• **Written request**
Your task is to give the listing below back word for word, pictures excluded.

• **Input for this task**
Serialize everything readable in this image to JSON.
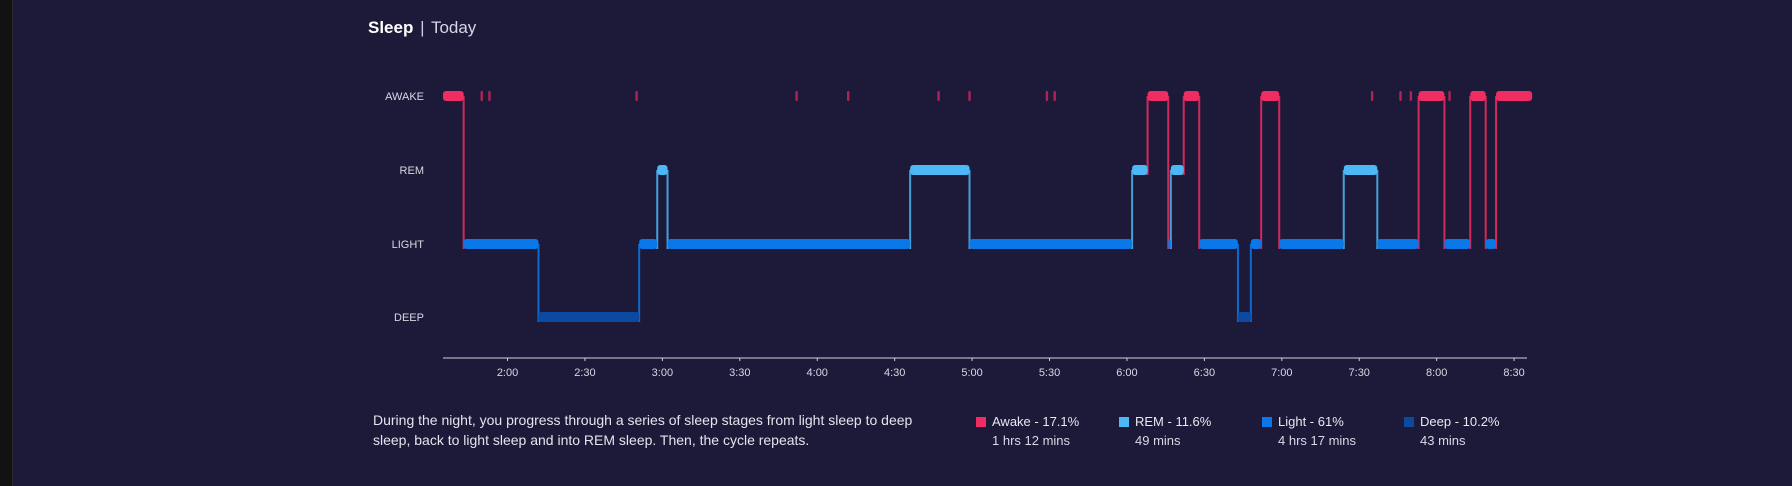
{
  "header": {
    "title": "Sleep",
    "separator": "|",
    "period": "Today"
  },
  "colors": {
    "awake": "#f02d63",
    "rem": "#4cb8f5",
    "light": "#0a78e8",
    "deep": "#0b4aa0",
    "background": "#1c1a38"
  },
  "chart_data": {
    "type": "step",
    "y_categories": [
      "AWAKE",
      "REM",
      "LIGHT",
      "DEEP"
    ],
    "x_range": [
      "1:35",
      "8:35"
    ],
    "x_ticks": [
      "2:00",
      "2:30",
      "3:00",
      "3:30",
      "4:00",
      "4:30",
      "5:00",
      "5:30",
      "6:00",
      "6:30",
      "7:00",
      "7:30",
      "8:00",
      "8:30"
    ],
    "segments": [
      {
        "stage": "AWAKE",
        "start": "1:35",
        "end": "1:43"
      },
      {
        "stage": "LIGHT",
        "start": "1:43",
        "end": "2:12"
      },
      {
        "stage": "DEEP",
        "start": "2:12",
        "end": "2:51"
      },
      {
        "stage": "LIGHT",
        "start": "2:51",
        "end": "2:58"
      },
      {
        "stage": "REM",
        "start": "2:58",
        "end": "3:02"
      },
      {
        "stage": "LIGHT",
        "start": "3:02",
        "end": "4:36"
      },
      {
        "stage": "REM",
        "start": "4:36",
        "end": "4:59"
      },
      {
        "stage": "LIGHT",
        "start": "4:59",
        "end": "6:02"
      },
      {
        "stage": "REM",
        "start": "6:02",
        "end": "6:08"
      },
      {
        "stage": "AWAKE",
        "start": "6:08",
        "end": "6:16"
      },
      {
        "stage": "LIGHT",
        "start": "6:16",
        "end": "6:17"
      },
      {
        "stage": "REM",
        "start": "6:17",
        "end": "6:22"
      },
      {
        "stage": "AWAKE",
        "start": "6:22",
        "end": "6:28"
      },
      {
        "stage": "LIGHT",
        "start": "6:28",
        "end": "6:43"
      },
      {
        "stage": "DEEP",
        "start": "6:43",
        "end": "6:48"
      },
      {
        "stage": "LIGHT",
        "start": "6:48",
        "end": "6:52"
      },
      {
        "stage": "AWAKE",
        "start": "6:52",
        "end": "6:59"
      },
      {
        "stage": "LIGHT",
        "start": "6:59",
        "end": "7:24"
      },
      {
        "stage": "REM",
        "start": "7:24",
        "end": "7:37"
      },
      {
        "stage": "LIGHT",
        "start": "7:37",
        "end": "7:53"
      },
      {
        "stage": "AWAKE",
        "start": "7:53",
        "end": "8:03"
      },
      {
        "stage": "LIGHT",
        "start": "8:03",
        "end": "8:13"
      },
      {
        "stage": "AWAKE",
        "start": "8:13",
        "end": "8:19"
      },
      {
        "stage": "LIGHT",
        "start": "8:19",
        "end": "8:23"
      },
      {
        "stage": "AWAKE",
        "start": "8:23",
        "end": "8:37"
      }
    ],
    "brief_awakenings": [
      "1:50",
      "1:53",
      "2:50",
      "3:52",
      "4:12",
      "4:47",
      "4:59",
      "5:29",
      "5:32",
      "7:35",
      "7:46",
      "7:50",
      "8:05"
    ]
  },
  "description": "During the night, you progress through a series of sleep stages from light sleep to deep sleep, back to light sleep and into REM sleep. Then, the cycle repeats.",
  "legend": [
    {
      "name": "Awake",
      "label": "Awake - 17.1%",
      "percent": 17.1,
      "duration": "1 hrs 12 mins",
      "color": "#f02d63"
    },
    {
      "name": "REM",
      "label": "REM - 11.6%",
      "percent": 11.6,
      "duration": "49 mins",
      "color": "#4cb8f5"
    },
    {
      "name": "Light",
      "label": "Light - 61%",
      "percent": 61,
      "duration": "4 hrs 17 mins",
      "color": "#0a78e8"
    },
    {
      "name": "Deep",
      "label": "Deep - 10.2%",
      "percent": 10.2,
      "duration": "43 mins",
      "color": "#0b4aa0"
    }
  ]
}
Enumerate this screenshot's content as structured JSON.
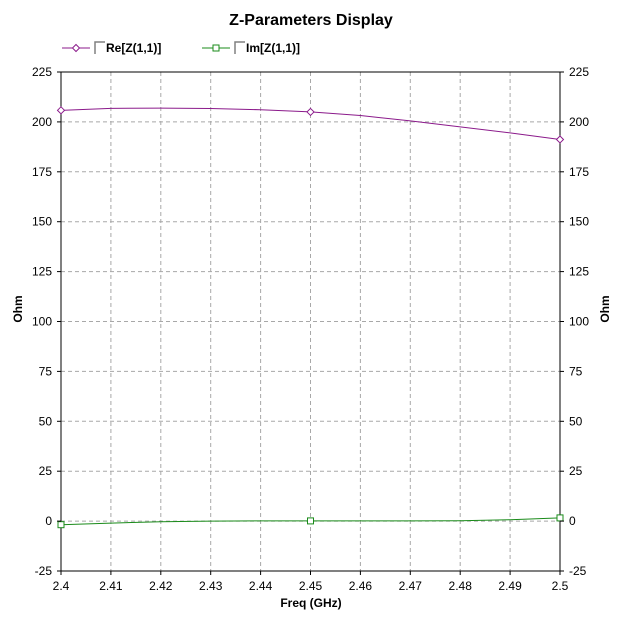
{
  "chart_data": {
    "type": "line",
    "title": "Z-Parameters Display",
    "xlabel": "Freq (GHz)",
    "ylabel_left": "Ohm",
    "ylabel_right": "Ohm",
    "xlim": [
      2.4,
      2.5
    ],
    "ylim": [
      -25,
      225
    ],
    "x_ticks": [
      "2.4",
      "2.41",
      "2.42",
      "2.43",
      "2.44",
      "2.45",
      "2.46",
      "2.47",
      "2.48",
      "2.49",
      "2.5"
    ],
    "y_ticks": [
      "225",
      "200",
      "175",
      "150",
      "125",
      "100",
      "75",
      "50",
      "25",
      "0",
      "-25"
    ],
    "grid": true,
    "legend_position": "top-left",
    "series": [
      {
        "name": "Re[Z(1,1)]",
        "color": "#8B1A8B",
        "marker": "diamond",
        "marker_x": [
          2.4,
          2.45,
          2.5
        ],
        "x": [
          2.4,
          2.41,
          2.42,
          2.43,
          2.44,
          2.45,
          2.46,
          2.47,
          2.48,
          2.49,
          2.5
        ],
        "values": [
          205.8,
          206.8,
          206.9,
          206.7,
          206.1,
          205.0,
          203.2,
          200.5,
          197.5,
          194.5,
          191.2
        ]
      },
      {
        "name": "Im[Z(1,1)]",
        "color": "#1A8B1A",
        "marker": "square",
        "marker_x": [
          2.4,
          2.45,
          2.5
        ],
        "x": [
          2.4,
          2.41,
          2.42,
          2.43,
          2.44,
          2.45,
          2.46,
          2.47,
          2.48,
          2.49,
          2.5
        ],
        "values": [
          -1.8,
          -1.0,
          -0.3,
          0.0,
          0.1,
          0.1,
          0.1,
          0.1,
          0.2,
          0.7,
          1.6
        ]
      }
    ]
  }
}
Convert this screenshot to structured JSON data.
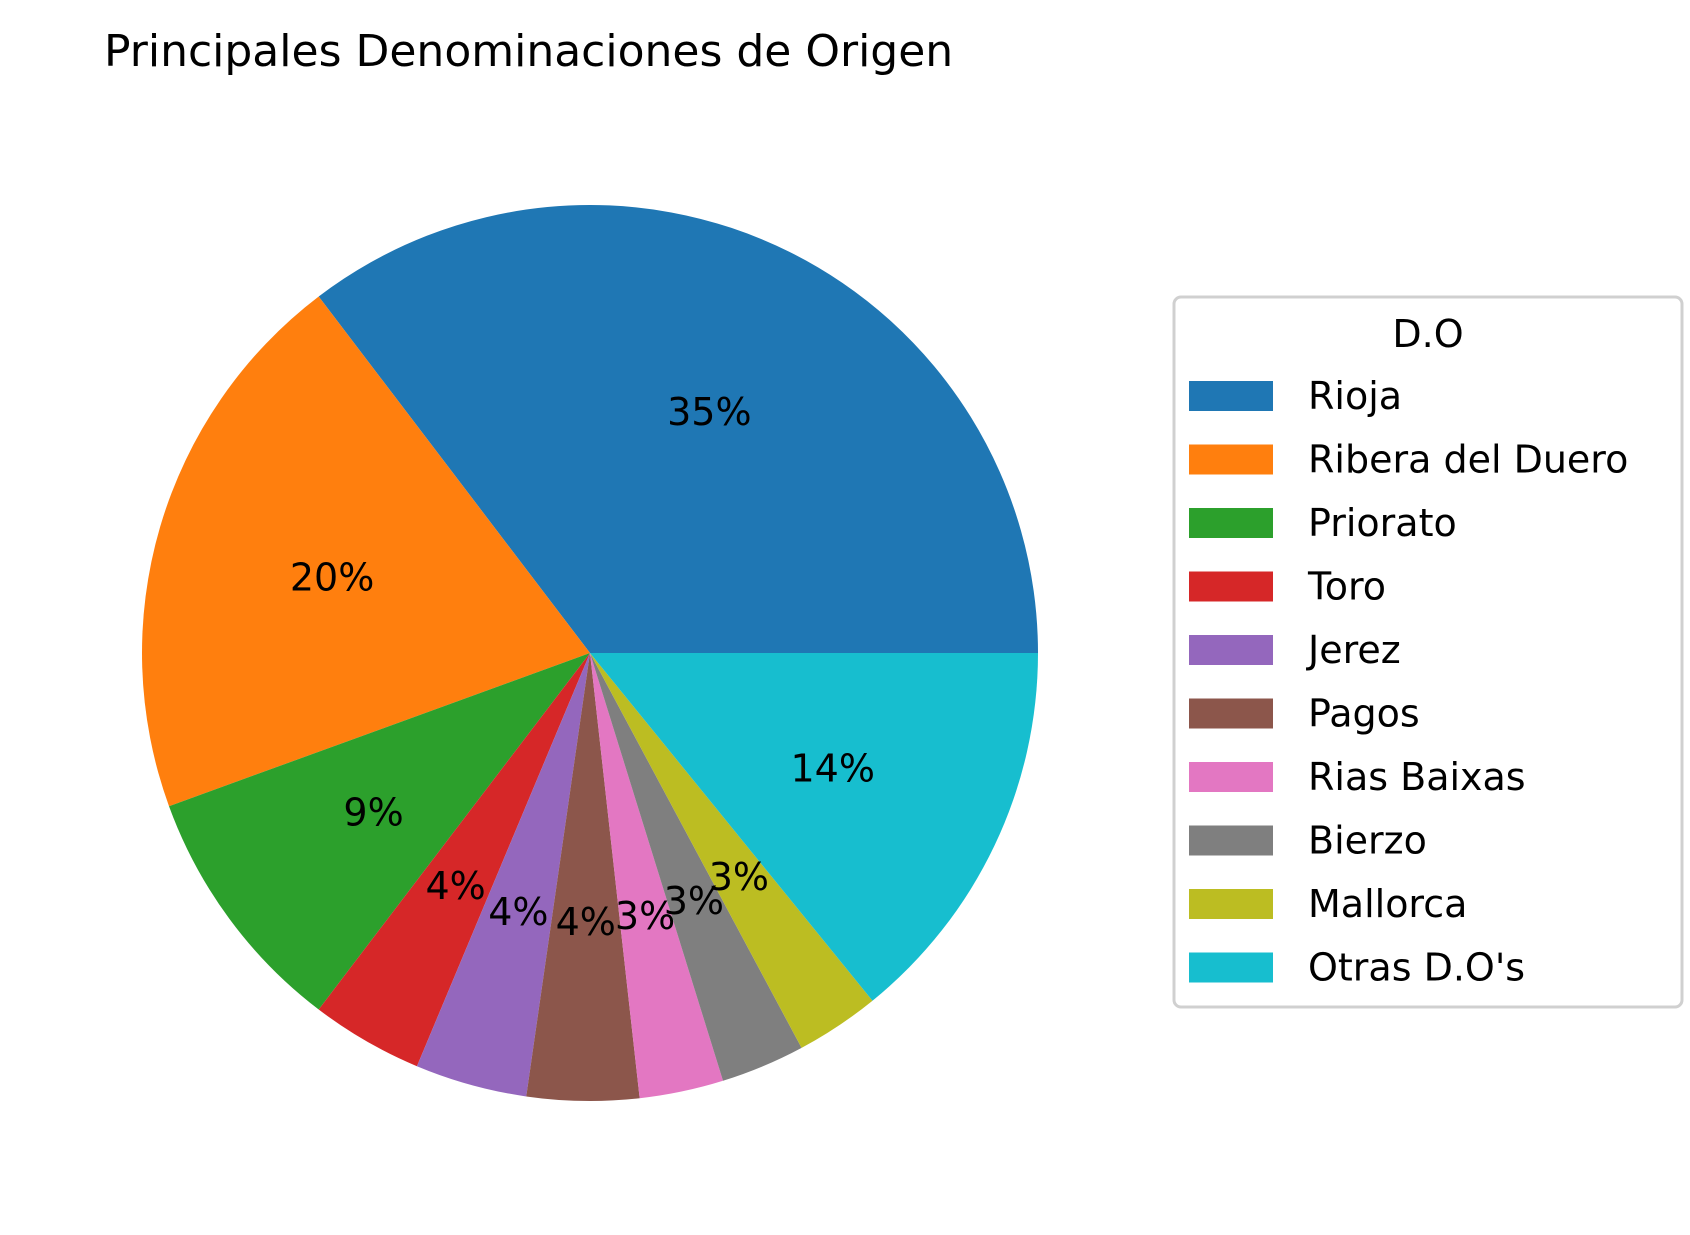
{
  "chart_data": {
    "type": "pie",
    "title": "Principales Denominaciones de Origen",
    "start_angle_deg": 0,
    "direction": "counterclockwise-from-east",
    "legend": {
      "title": "D.O",
      "placement": "right"
    },
    "slices": [
      {
        "label": "Rioja",
        "value": 35,
        "pct_label": "35%",
        "color": "#1f77b4"
      },
      {
        "label": "Ribera del Duero",
        "value": 20,
        "pct_label": "20%",
        "color": "#ff7f0e"
      },
      {
        "label": "Priorato",
        "value": 9,
        "pct_label": "9%",
        "color": "#2ca02c"
      },
      {
        "label": "Toro",
        "value": 4,
        "pct_label": "4%",
        "color": "#d62728"
      },
      {
        "label": "Jerez",
        "value": 4,
        "pct_label": "4%",
        "color": "#9467bd"
      },
      {
        "label": "Pagos",
        "value": 4,
        "pct_label": "4%",
        "color": "#8c564b"
      },
      {
        "label": "Rias Baixas",
        "value": 3,
        "pct_label": "3%",
        "color": "#e377c2"
      },
      {
        "label": "Bierzo",
        "value": 3,
        "pct_label": "3%",
        "color": "#7f7f7f"
      },
      {
        "label": "Mallorca",
        "value": 3,
        "pct_label": "3%",
        "color": "#bcbd22"
      },
      {
        "label": "Otras D.O's",
        "value": 14,
        "pct_label": "14%",
        "color": "#17becf"
      }
    ]
  }
}
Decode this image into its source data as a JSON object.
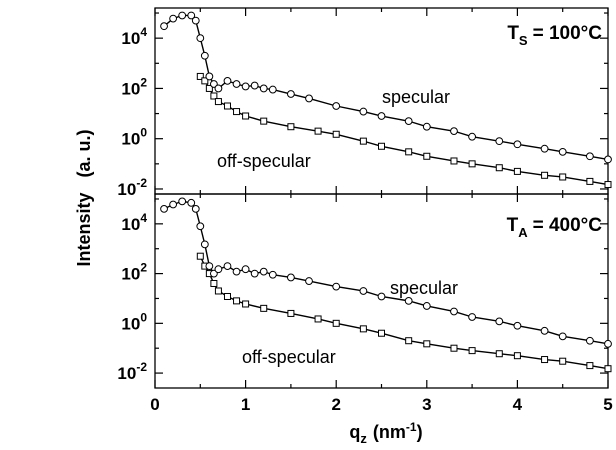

• **Expected answer**
Serialize everything readable in this image to JSON.
{
  "header": {
    "title": "Sleep",
    "separator": "|",
    "period": "Today"
  },
  "colors": {
    "awake": "#f02d63",
    "rem": "#4cb8f5",
    "light": "#0a78e8",
    "deep": "#0b4aa0",
    "background": "#1c1a38"
  },
  "chart_data": {
    "type": "step",
    "y_categories": [
      "AWAKE",
      "REM",
      "LIGHT",
      "DEEP"
    ],
    "x_range": [
      "1:35",
      "8:35"
    ],
    "x_ticks": [
      "2:00",
      "2:30",
      "3:00",
      "3:30",
      "4:00",
      "4:30",
      "5:00",
      "5:30",
      "6:00",
      "6:30",
      "7:00",
      "7:30",
      "8:00",
      "8:30"
    ],
    "segments": [
      {
        "stage": "AWAKE",
        "start": "1:35",
        "end": "1:43"
      },
      {
        "stage": "LIGHT",
        "start": "1:43",
        "end": "2:12"
      },
      {
        "stage": "DEEP",
        "start": "2:12",
        "end": "2:51"
      },
      {
        "stage": "LIGHT",
        "start": "2:51",
        "end": "2:58"
      },
      {
        "stage": "REM",
        "start": "2:58",
        "end": "3:02"
      },
      {
        "stage": "LIGHT",
        "start": "3:02",
        "end": "4:36"
      },
      {
        "stage": "REM",
        "start": "4:36",
        "end": "4:59"
      },
      {
        "stage": "LIGHT",
        "start": "4:59",
        "end": "6:02"
      },
      {
        "stage": "REM",
        "start": "6:02",
        "end": "6:08"
      },
      {
        "stage": "AWAKE",
        "start": "6:08",
        "end": "6:16"
      },
      {
        "stage": "LIGHT",
        "start": "6:16",
        "end": "6:17"
      },
      {
        "stage": "REM",
        "start": "6:17",
        "end": "6:22"
      },
      {
        "stage": "AWAKE",
        "start": "6:22",
        "end": "6:28"
      },
      {
        "stage": "LIGHT",
        "start": "6:28",
        "end": "6:43"
      },
      {
        "stage": "DEEP",
        "start": "6:43",
        "end": "6:48"
      },
      {
        "stage": "LIGHT",
        "start": "6:48",
        "end": "6:52"
      },
      {
        "stage": "AWAKE",
        "start": "6:52",
        "end": "6:59"
      },
      {
        "stage": "LIGHT",
        "start": "6:59",
        "end": "7:24"
      },
      {
        "stage": "REM",
        "start": "7:24",
        "end": "7:37"
      },
      {
        "stage": "LIGHT",
        "start": "7:37",
        "end": "7:53"
      },
      {
        "stage": "AWAKE",
        "start": "7:53",
        "end": "8:03"
      },
      {
        "stage": "LIGHT",
        "start": "8:03",
        "end": "8:13"
      },
      {
        "stage": "AWAKE",
        "start": "8:13",
        "end": "8:19"
      },
      {
        "stage": "LIGHT",
        "start": "8:19",
        "end": "8:23"
      },
      {
        "stage": "AWAKE",
        "start": "8:23",
        "end": "8:37"
      }
    ],
    "brief_awakenings": [
      "1:50",
      "1:53",
      "2:50",
      "3:52",
      "4:12",
      "4:47",
      "4:59",
      "5:29",
      "5:32",
      "7:35",
      "7:46",
      "7:50",
      "8:05"
    ]
  },
  "description": "During the night, you progress through a series of sleep stages from light sleep to deep sleep, back to light sleep and into REM sleep. Then, the cycle repeats.",
  "legend": [
    {
      "name": "Awake",
      "label": "Awake - 17.1%",
      "percent": 17.1,
      "duration": "1 hrs 12 mins",
      "color": "#f02d63"
    },
    {
      "name": "REM",
      "label": "REM - 11.6%",
      "percent": 11.6,
      "duration": "49 mins",
      "color": "#4cb8f5"
    },
    {
      "name": "Light",
      "label": "Light - 61%",
      "percent": 61,
      "duration": "4 hrs 17 mins",
      "color": "#0a78e8"
    },
    {
      "name": "Deep",
      "label": "Deep - 10.2%",
      "percent": 10.2,
      "duration": "43 mins",
      "color": "#0b4aa0"
    }
  ]
}
Enumerate this screenshot's content as structured JSON.
{
  "chart_data": {
    "type": "line",
    "title": "Z-Parameters Display",
    "xlabel": "Freq (GHz)",
    "ylabel_left": "Ohm",
    "ylabel_right": "Ohm",
    "xlim": [
      2.4,
      2.5
    ],
    "ylim": [
      -25,
      225
    ],
    "x_ticks": [
      "2.4",
      "2.41",
      "2.42",
      "2.43",
      "2.44",
      "2.45",
      "2.46",
      "2.47",
      "2.48",
      "2.49",
      "2.5"
    ],
    "y_ticks": [
      "225",
      "200",
      "175",
      "150",
      "125",
      "100",
      "75",
      "50",
      "25",
      "0",
      "-25"
    ],
    "grid": true,
    "legend_position": "top-left",
    "series": [
      {
        "name": "Re[Z(1,1)]",
        "color": "#8B1A8B",
        "marker": "diamond",
        "marker_x": [
          2.4,
          2.45,
          2.5
        ],
        "x": [
          2.4,
          2.41,
          2.42,
          2.43,
          2.44,
          2.45,
          2.46,
          2.47,
          2.48,
          2.49,
          2.5
        ],
        "values": [
          205.8,
          206.8,
          206.9,
          206.7,
          206.1,
          205.0,
          203.2,
          200.5,
          197.5,
          194.5,
          191.2
        ]
      },
      {
        "name": "Im[Z(1,1)]",
        "color": "#1A8B1A",
        "marker": "square",
        "marker_x": [
          2.4,
          2.45,
          2.5
        ],
        "x": [
          2.4,
          2.41,
          2.42,
          2.43,
          2.44,
          2.45,
          2.46,
          2.47,
          2.48,
          2.49,
          2.5
        ],
        "values": [
          -1.8,
          -1.0,
          -0.3,
          0.0,
          0.1,
          0.1,
          0.1,
          0.1,
          0.2,
          0.7,
          1.6
        ]
      }
    ]
  }
}
Convert this screenshot to structured JSON data.
{
  "chart_data": {
    "type": "pie",
    "title": "Principales Denominaciones de Origen",
    "start_angle_deg": 0,
    "direction": "counterclockwise-from-east",
    "legend": {
      "title": "D.O",
      "placement": "right"
    },
    "slices": [
      {
        "label": "Rioja",
        "value": 35,
        "pct_label": "35%",
        "color": "#1f77b4"
      },
      {
        "label": "Ribera del Duero",
        "value": 20,
        "pct_label": "20%",
        "color": "#ff7f0e"
      },
      {
        "label": "Priorato",
        "value": 9,
        "pct_label": "9%",
        "color": "#2ca02c"
      },
      {
        "label": "Toro",
        "value": 4,
        "pct_label": "4%",
        "color": "#d62728"
      },
      {
        "label": "Jerez",
        "value": 4,
        "pct_label": "4%",
        "color": "#9467bd"
      },
      {
        "label": "Pagos",
        "value": 4,
        "pct_label": "4%",
        "color": "#8c564b"
      },
      {
        "label": "Rias Baixas",
        "value": 3,
        "pct_label": "3%",
        "color": "#e377c2"
      },
      {
        "label": "Bierzo",
        "value": 3,
        "pct_label": "3%",
        "color": "#7f7f7f"
      },
      {
        "label": "Mallorca",
        "value": 3,
        "pct_label": "3%",
        "color": "#bcbd22"
      },
      {
        "label": "Otras D.O's",
        "value": 14,
        "pct_label": "14%",
        "color": "#17becf"
      }
    ]
  }
}
Decode this image into its source data as a JSON object.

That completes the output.